» YOUR OBJECTIVE:
Below are entries; copy exactly, and only, the lines from the one containing "Give me a plain-text" through their final line, leaving out pictures.

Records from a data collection
* Start *
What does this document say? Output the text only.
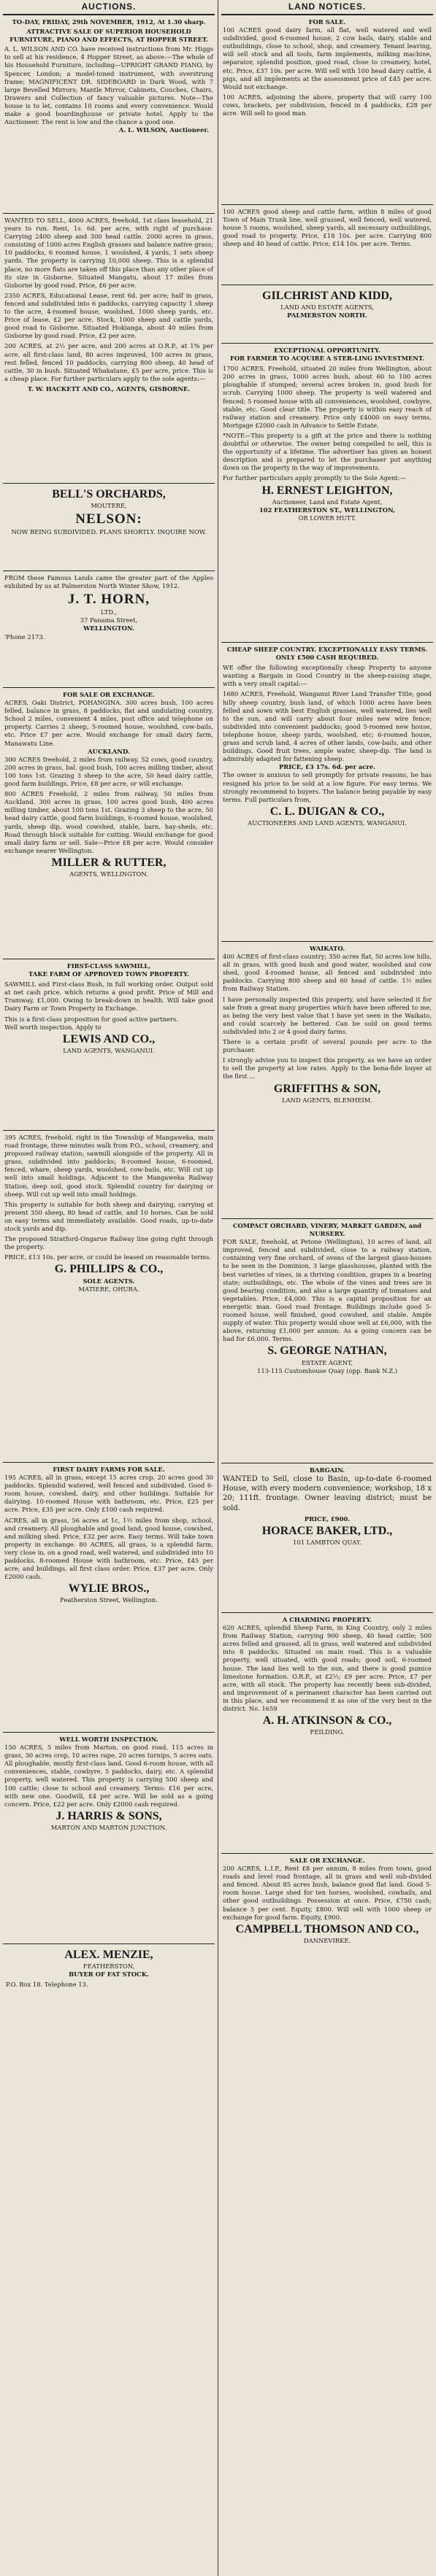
AUCTIONS.

TO-DAY, FRIDAY, 29th NOVEMBER, 1912, At 1.30 sharp.

ATTRACTIVE SALE OF SUPERIOR HOUSEHOLD FURNITURE, PIANO AND EFFECTS, AT HOPPER STREET.

A. L. WILSON AND CO. have received instructions from Mr. Higgs to sell at his residence, 4 Hopper Street, as above:—The whole of his Household Furniture, including—UPRIGHT GRAND PIANO, by Spencer, London; a model-toned instrument, with overstrung frame; MAGNIFICENT DR. SIDEBOARD in Dark Wood, with 7 large Bevelled Mirrors; Mantle Mirror, Cabinets, Couches, Chairs, Drawers and Collection of fancy valuable pictures. Note—The house is to let, contains 10 rooms and every convenience. Would make a good boardinghouse or private hotel. Apply to the Auctioneer. The rent is low and the chance a good one.

A. L. WILSON, Auctioneer.

WANTED TO SELL, 4000 ACRES, freehold, 1st class leasehold, 21 years to run. Rent, 1s. 6d. per acre, with right of purchase. Carrying 2400 sheep and 300 head cattle. 2000 acres in grass, consisting of 1000 acres English grasses and balance native grass; 10 paddocks, 6 roomed house, 1 woolshed, 4 yards, 1 sets sheep yards. The property is carrying 10,000 sheep. This is a splendid place, no more flats are taken off this place than any other place of its size in Gisborne. Situated Mangatu, about 17 miles from Gisborne by good road. Price, £6 per acre.

2350 ACRES, Educational Lease, rent 6d. per acre; half in grass, fenced and subdivided into 6 paddocks, carrying capacity 1 sheep to the acre, 4-roomed house, woolshed, 1000 sheep yards, etc. Price of lease, £2 per acre. Stock, 1000 sheep and cattle yards, good road to Gisborne. Situated Hokianga, about 40 miles from Gisborne by good road. Price, £2 per acre.

200 ACRES, at 2½ per acre, and 200 acres at O.R.P., at 1% per acre, all first-class land, 80 acres improved, 100 acres in grass, rest felled, fenced 10 paddocks, carrying 800 sheep, 40 head of cattle, 30 in bush. Situated Whakatane, £5 per acre, price. This is a cheap place. For further particulars apply to the sole agents:—

T. W. HACKETT AND CO., AGENTS, GISBORNE.

BELL'S ORCHARDS,

MOUTERE,

NELSON:

NOW BEING SUBDIVIDED. PLANS SHORTLY. INQUIRE NOW.

FROM these Famous Lands came the greater part of the Apples exhibited by us at Palmerston North Winter Show, 1912.

J. T. HORN,

LTD.,

37 Panama Street,

WELLINGTON.

'Phone 2173.

FOR SALE OR EXCHANGE.

ACRES, Oaki District, POHANGINA. 300 acres bush, 100 acres felled, balance in grass, 8 paddocks, flat and undulating country. School 2 miles, convenient 4 miles, post office and telephone on property. Carries 2 sheep, 5-roomed house, woolshed, cow-bails, etc. Price £7 per acre. Would exchange for small dairy farm, Manawatu Line.

AUCKLAND.

300 ACRES freehold, 2 miles from railway, 52 cows, good country, 200 acres in grass, bal. good bush, 100 acres milling timber, about 100 tons 1st. Grazing 3 sheep to the acre, 50 head dairy cattle, good farm buildings. Price, £8 per acre, or will exchange.

800 ACRES Freehold, 2 miles from railway, 50 miles from Auckland. 300 acres in grass, 100 acres good bush, 400 acres milling timber, about 100 tons 1st. Grazing 3 sheep to the acre, 50 head dairy cattle, good farm buildings, 6-roomed house, woolshed, yards, sheep dip, wood cowshed, stable, barn, hay-sheds, etc. Road through block suitable for cutting. Would exchange for good small dairy farm or sell. Sale—Price £8 per acre. Would consider exchange nearer Wellington.

MILLER & RUTTER,

AGENTS, WELLINGTON.

FIRST-CLASS SAWMILL,

TAKE FARM OF APPROVED TOWN PROPERTY.

SAWMILL and First-class Bush, in full working order. Output sold at net cash price, which returns a good profit. Price of Mill and Tramway, £1,000. Owing to break-down in health. Will take good Dairy Farm or Town Property in Exchange.

This is a first-class proposition for good active partners.

Well worth inspection. Apply to

LEWIS AND CO.,

LAND AGENTS, WANGANUI.

395 ACRES, freehold, right in the Township of Mangaweka, main road frontage, three minutes walk from P.O., school, creamery, and proposed railway station; sawmill alongside of the property. All in grass, subdivided into paddocks; 8-roomed house, 6-roomed, fenced, whare, sheep yards, woolshed, cow-bails, etc. Will cut up well into small holdings. Adjacent to the Mangaweka Railway Station, deep soil, good stock. Splendid country for dairying or sheep. Will cut up well into small holdings.

This property is suitable for both sheep and dairying, carrying at present 350 sheep, 80 head of cattle, and 10 horses. Can be sold on easy terms and immediately available. Good roads, up-to-date stock yards and dip.

The proposed Stratford-Ongarue Railway line going right through the property.

PRICE, £13 10s. per acre, or could be leased on reasonable terms.

G. PHILLIPS & CO.,

SOLE AGENTS.

MATIERE, OHURA.

FIRST DAIRY FARMS FOR SALE.

195 ACRES, all in grass, except 15 acres crop, 20 acres good 30 paddocks. Splendid watered, well fenced and subdivided. Good 6-room house, cowshed, dairy, and other buildings. Suitable for dairying. 10-roomed House with bathroom, etc. Price, £25 per acre. Price, £35 per acre. Only £100 cash required.

ACRES, all in grass, 56 acres at 1c, 1½ miles from shop, school, and creamery. All ploughable and good land, good house, cowshed, and milking shed. Price, £32 per acre. Easy terms. Will take town property in exchange. 80 ACRES, all grass, is a splendid farm, very close in, on a good road, well watered, and subdivided into 10 paddocks. 8-roomed House with bathroom, etc. Price, £45 per acre; and buildings, all first class order. Price, £37 per acre. Only £2000 cash.

WYLIE BROS.,

Featherston Street, Wellington.

WELL WORTH INSPECTION.

150 ACRES, 5 miles from Marton, on good road, 115 acres in grass, 30 acres crop, 10 acres rape, 20 acres turnips, 5 acres oats. All ploughable, mostly first-class land. Good 6-room house, with all conveniences, stable, cowbyre, 5 paddocks, dairy, etc. A splendid property, well watered. This property is carrying 500 sheep and 100 cattle; close to school and creamery. Terms: £16 per acre, with new one. Goodwill, £4 per acre. Will be sold as a going concern. Price, £22 per acre. Only £2000 cash required.

J. HARRIS & SONS,

MARTON AND MARTON JUNCTION.

ALEX. MENZIE,

FEATHERSTON,

BUYER OF FAT STOCK.

P.O. Box 18. Telephone 13.

LAND NOTICES.

FOR SALE.

100 ACRES good dairy farm, all flat, well watered and well subdivided, good 6-roomed house, 2 cow bails, dairy, stable and outbuildings, close to school, shop, and creamery. Tenant leaving, will sell stock and all tools, farm implements, milking machine, separator, splendid position, good road, close to creamery, hotel, etc. Price, £37 10s. per acre. Will sell with 100 head dairy cattle, 4 pigs, and all implements at the assessment price of £45 per acre. Would not exchange.

100 ACRES, adjoining the above, property that will carry 100 cows, brackets, per subdivision, fenced in 4 paddocks, £28 per acre. Will sell to good man.

100 ACRES good sheep and cattle farm, within 8 miles of good Town of Main Trunk line, well grassed, well fenced, well watered, house 5 rooms, woolshed, sheep yards, all necessary outbuildings, good road to property. Price, £18 10s. per acre. Carrying 800 sheep and 40 head of cattle. Price, £14 10s. per acre. Terms.

GILCHRIST AND KIDD,

LAND AND ESTATE AGENTS,

PALMERSTON NORTH.

EXCEPTIONAL OPPORTUNITY.

FOR FARMER TO ACQUIRE A STER-LING INVESTMENT.

1700 ACRES, Freehold, situated 20 miles from Wellington, about 200 acres in grass, 1000 acres bush, about 60 to 100 acres ploughable if stumped; several acres broken in, good bush for scrub. Carrying 1000 sheep. The property is well watered and fenced; 5 roomed house with all conveniences, woolshed, cowbyre, stable, etc. Good clear title. The property is within easy reach of railway station and creamery. Price only £4000 on easy terms. Mortgage £2000 cash in Advance to Settle Estate.

*NOTE—This property is a gift at the price and there is nothing doubtful or otherwise. The owner being compelled to sell, this is the opportunity of a lifetime. The advertiser has given an honest description and is prepared to let the purchaser put anything down on the property in the way of improvements.

For further particulars apply promptly to the Sole Agent:—

H. ERNEST LEIGHTON,

Auctioneer, Land and Estate Agent,

102 FEATHERSTON ST., WELLINGTON,

OR LOWER HUTT.

CHEAP SHEEP COUNTRY. EXCEPTIONALLY EASY TERMS. ONLY £500 CASH REQUIRED.

WE offer the following exceptionally cheap Property to anyone wanting a Bargain in Good Country in the sheep-raising stage, with a very small capital:—

1680 ACRES, Freehold, Wanganui River Land Transfer Title; good hilly sheep country, bush land, of which 1000 acres have been felled and sown with best English grasses, well watered, lies well to the sun, and will carry about four miles new wire fence; subdivided into convenient paddocks; good 5-roomed new house, telephone house, sheep yards, woolshed, etc; 6-roomed house, grass and scrub land, 4 acres of other lands, cow-bails, and other buildings. Good fruit trees, ample water, sheep-dip. The land is admirably adapted for fattening sheep.

PRICE, £3 17s. 6d. per acre.

The owner is anxious to sell promptly for private reasons, he has resigned his price to be sold at a low figure. For easy terms. We strongly recommend to buyers. The balance being payable by easy terms. Full particulars from,

C. L. DUIGAN & CO.,

AUCTIONEERS AND LAND AGENTS, WANGANUI.

WAIKATO.

400 ACRES of first-class country; 350 acres flat, 50 acres low hills, all in grass, with good bush and good water, woolshed and cow shed, good 4-roomed house, all fenced and subdivided into paddocks. Carrying 800 sheep and 60 head of cattle. 1½ miles from Railway Station.

I have personally inspected this property, and have selected it for sale from a great many properties which have been offered to me, as being the very best value that I have yet seen in the Waikato, and could scarcely be bettered. Can be sold on good terms subdivided into 2 or 4 good dairy farms.

There is a certain profit of several pounds per acre to the purchaser.

I strongly advise you to inspect this property, as we have an order to sell the property at low rates. Apply to the bona-fide buyer at the first ...

GRIFFITHS & SON,

LAND AGENTS, BLENHEIM.

COMPACT ORCHARD, VINERY, MARKET GARDEN, and NURSERY.

FOR SALE, freehold, at Petone (Wellington), 10 acres of land, all improved, fenced and subdivided, close to a railway station, containing very fine orchard, of ovens of the largest glass-houses to be seen in the Dominion, 3 large glasshouses, planted with the best varieties of vines, in a thriving condition, grapes in a bearing state; outbuildings, etc. The whole of the vines and trees are in good bearing condition, and also a large quantity of tomatoes and vegetables. Price, £4,000. This is a capital proposition for an energetic man. Good road frontage. Buildings include good 5-roomed house, well finished, good cowshed, and stable. Ample supply of water. This property would show well at £6,000, with the above, returning £1,000 per annum. As a going concern can be had for £6,000. Terms.

S. GEORGE NATHAN,

ESTATE AGENT,

113-115 Customhouse Quay (opp. Bank N.Z.)

BARGAIN.

WANTED to Sell, close to Basin, up-to-date 6-roomed House, with every modern convenience; workshop, 18 x 20; 111ft. frontage. Owner leaving district; must be sold.

PRICE, £900.

HORACE BAKER, LTD.,

101 LAMBTON QUAY.

A CHARMING PROPERTY.

620 ACRES, splendid Sheep Farm, in King Country, only 2 miles from Railway Station, carrying 900 sheep, 40 head cattle; 500 acres felled and grassed, all in grass, well watered and subdivided into 8 paddocks. Situated on main road. This is a valuable property, well situated, with good roads; good soil, 6-roomed house. The land lies well to the sun, and there is good pumice limestone formation. O.R.P., at £2½; £9 per acre. Price, £7 per acre, with all stock. The property has recently been sub-divided, and improvement of a permanent character has been carried out in this place, and we recommend it as one of the very best in the district. No. 1659

A. H. ATKINSON & CO.,

FEILDING.

SALE OR EXCHANGE.

200 ACRES, L.I.P., Rent £8 per annum, 8 miles from town, good roads and level road frontage, all in grass and well sub-divided and fenced. About 85 acres bush, balance good flat land. Good 5-room house. Large shed for ten horses, woolshed, cowbails, and other good outbuildings. Possession at once. Price, £750 cash; balance 5 per cent. Equity, £800. Will sell with 1000 sheep or exchange for good farm. Equity, £900.

CAMPBELL THOMSON AND CO.,

DANNEVIRKE.
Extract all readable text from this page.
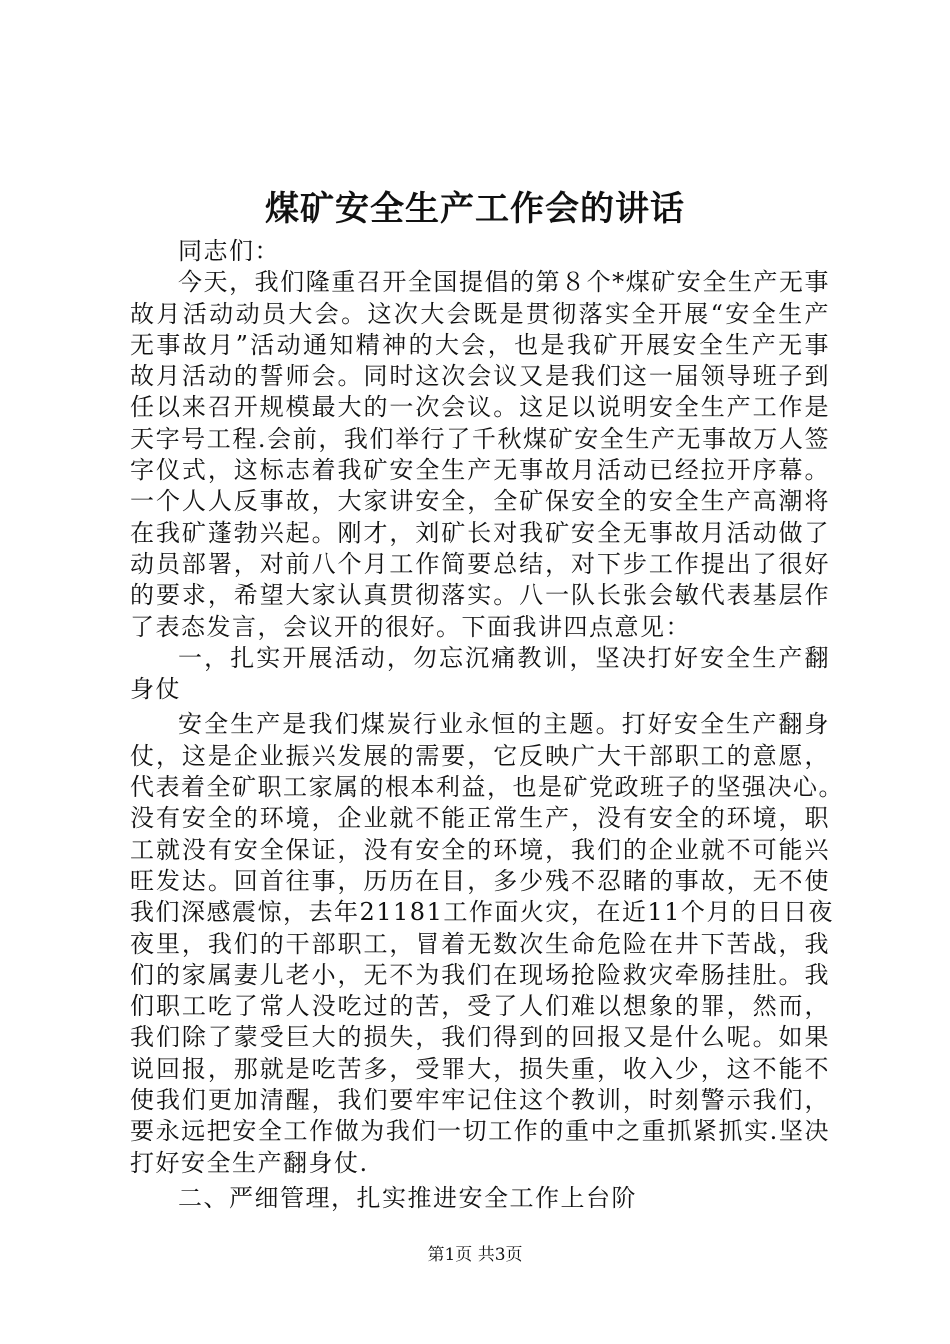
煤矿安全生产工作会的讲话
同志们：
今天，我们隆重召开全国提倡的第８个*煤矿安全生产无事
故月活动动员大会。这次大会既是贯彻落实全开展“安全生产
无事故月”活动通知精神的大会，也是我矿开展安全生产无事
故月活动的誓师会。同时这次会议又是我们这一届领导班子到
任以来召开规模最大的一次会议。这足以说明安全生产工作是
天字号工程.会前，我们举行了千秋煤矿安全生产无事故万人签
字仪式，这标志着我矿安全生产无事故月活动已经拉开序幕。
一个人人反事故，大家讲安全，全矿保安全的安全生产高潮将
在我矿蓬勃兴起。刚才，刘矿长对我矿安全无事故月活动做了
动员部署，对前八个月工作简要总结，对下步工作提出了很好
的要求，希望大家认真贯彻落实。八一队长张会敏代表基层作
了表态发言，会议开的很好。下面我讲四点意见：
一，扎实开展活动，勿忘沉痛教训，坚决打好安全生产翻
身仗
安全生产是我们煤炭行业永恒的主题。打好安全生产翻身
仗，这是企业振兴发展的需要，它反映广大干部职工的意愿，
代表着全矿职工家属的根本利益，也是矿党政班子的坚强决心。
没有安全的环境，企业就不能正常生产，没有安全的环境，职
工就没有安全保证，没有安全的环境，我们的企业就不可能兴
旺发达。回首往事，历历在目，多少残不忍睹的事故，无不使
我们深感震惊，去年21181工作面火灾，在近11个月的日日夜
夜里，我们的干部职工，冒着无数次生命危险在井下苦战，我
们的家属妻儿老小，无不为我们在现场抢险救灾牵肠挂肚。我
们职工吃了常人没吃过的苦，受了人们难以想象的罪，然而，
我们除了蒙受巨大的损失，我们得到的回报又是什么呢。如果
说回报，那就是吃苦多，受罪大，损失重，收入少，这不能不
使我们更加清醒，我们要牢牢记住这个教训，时刻警示我们，
要永远把安全工作做为我们一切工作的重中之重抓紧抓实.坚决
打好安全生产翻身仗.
二、严细管理，扎实推进安全工作上台阶
第1页 共3页
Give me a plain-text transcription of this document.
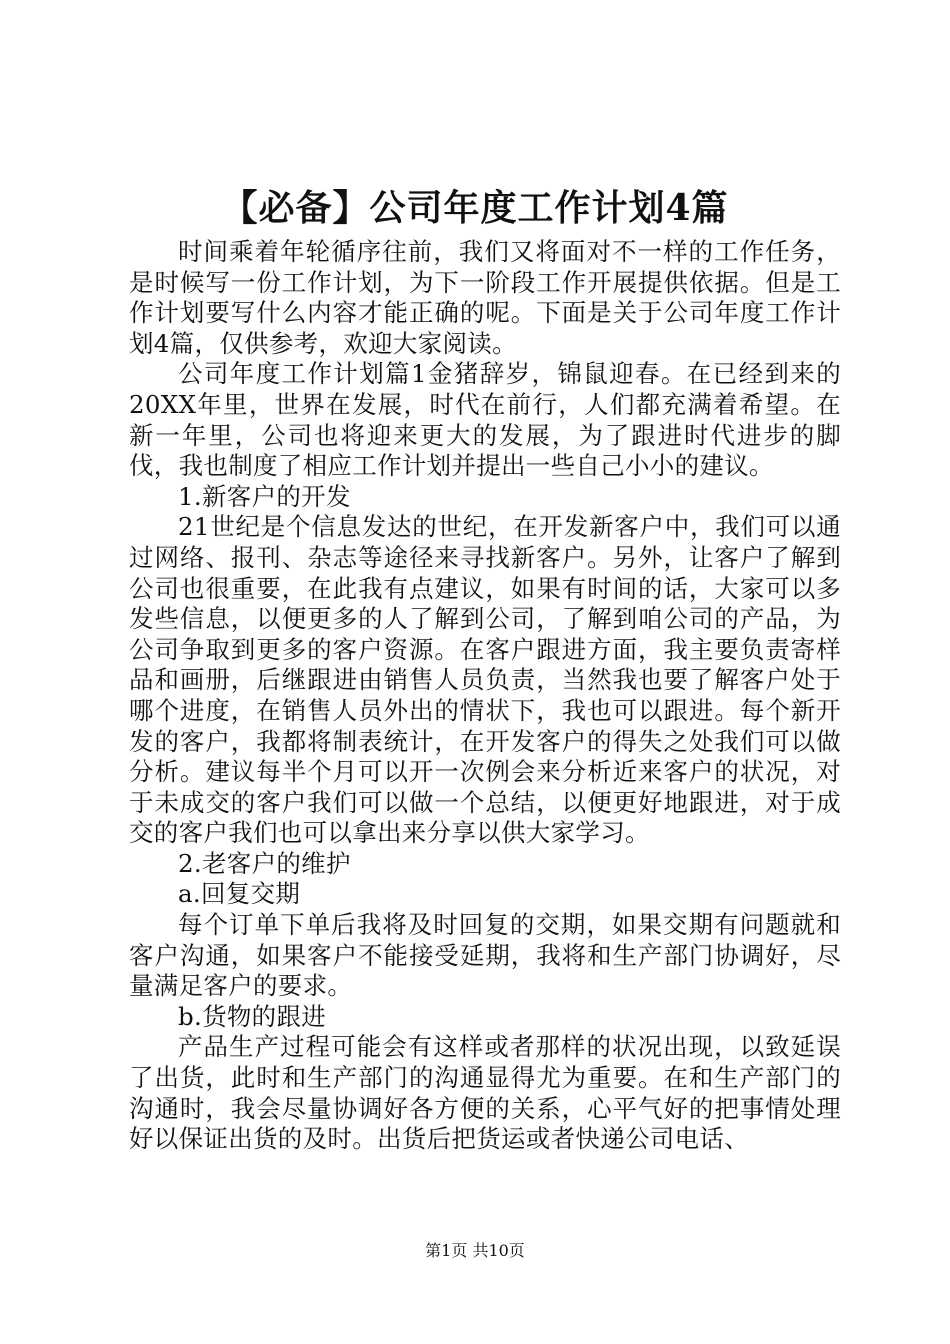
【必备】公司年度工作计划4篇

时间乘着年轮循序往前，我们又将面对不一样的工作任务，是时候写一份工作计划，为下一阶段工作开展提供依据。但是工作计划要写什么内容才能正确的呢。下面是关于公司年度工作计划4篇，仅供参考，欢迎大家阅读。

公司年度工作计划篇1金猪辞岁，锦鼠迎春。在已经到来的20XX年里，世界在发展，时代在前行，人们都充满着希望。在新一年里，公司也将迎来更大的发展，为了跟进时代进步的脚伐，我也制度了相应工作计划并提出一些自己小小的建议。

1.新客户的开发

21世纪是个信息发达的世纪，在开发新客户中，我们可以通过网络、报刊、杂志等途径来寻找新客户。另外，让客户了解到公司也很重要，在此我有点建议，如果有时间的话，大家可以多发些信息，以便更多的人了解到公司，了解到咱公司的产品，为公司争取到更多的客户资源。在客户跟进方面，我主要负责寄样品和画册，后继跟进由销售人员负责，当然我也要了解客户处于哪个进度，在销售人员外出的情状下，我也可以跟进。每个新开发的客户，我都将制表统计，在开发客户的得失之处我们可以做分析。建议每半个月可以开一次例会来分析近来客户的状况，对于未成交的客户我们可以做一个总结，以便更好地跟进，对于成交的客户我们也可以拿出来分享以供大家学习。

2.老客户的维护

a.回复交期

每个订单下单后我将及时回复的交期，如果交期有问题就和客户沟通，如果客户不能接受延期，我将和生产部门协调好，尽量满足客户的要求。

b.货物的跟进

产品生产过程可能会有这样或者那样的状况出现，以致延误了出货，此时和生产部门的沟通显得尤为重要。在和生产部门的沟通时，我会尽量协调好各方便的关系，心平气好的把事情处理好以保证出货的及时。出货后把货运或者快递公司电话、

第1页 共10页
* End *
» THE RESPONSE:
Give me a plain-text transcription of this document.
【必备】公司年度工作计划4篇

时间乘着年轮循序往前，我们又将面对不一样的工作任务，是时候写一份工作计划，为下一阶段工作开展提供依据。但是工作计划要写什么内容才能正确的呢。下面是关于公司年度工作计划4篇，仅供参考，欢迎大家阅读。

公司年度工作计划篇1金猪辞岁，锦鼠迎春。在已经到来的20XX年里，世界在发展，时代在前行，人们都充满着希望。在新一年里，公司也将迎来更大的发展，为了跟进时代进步的脚伐，我也制度了相应工作计划并提出一些自己小小的建议。

1.新客户的开发

21世纪是个信息发达的世纪，在开发新客户中，我们可以通过网络、报刊、杂志等途径来寻找新客户。另外，让客户了解到公司也很重要，在此我有点建议，如果有时间的话，大家可以多发些信息，以便更多的人了解到公司，了解到咱公司的产品，为公司争取到更多的客户资源。在客户跟进方面，我主要负责寄样品和画册，后继跟进由销售人员负责，当然我也要了解客户处于哪个进度，在销售人员外出的情状下，我也可以跟进。每个新开发的客户，我都将制表统计，在开发客户的得失之处我们可以做分析。建议每半个月可以开一次例会来分析近来客户的状况，对于未成交的客户我们可以做一个总结，以便更好地跟进，对于成交的客户我们也可以拿出来分享以供大家学习。

2.老客户的维护

a.回复交期

每个订单下单后我将及时回复的交期，如果交期有问题就和客户沟通，如果客户不能接受延期，我将和生产部门协调好，尽量满足客户的要求。

b.货物的跟进

产品生产过程可能会有这样或者那样的状况出现，以致延误了出货，此时和生产部门的沟通显得尤为重要。在和生产部门的沟通时，我会尽量协调好各方便的关系，心平气好的把事情处理好以保证出货的及时。出货后把货运或者快递公司电话、

第1页 共10页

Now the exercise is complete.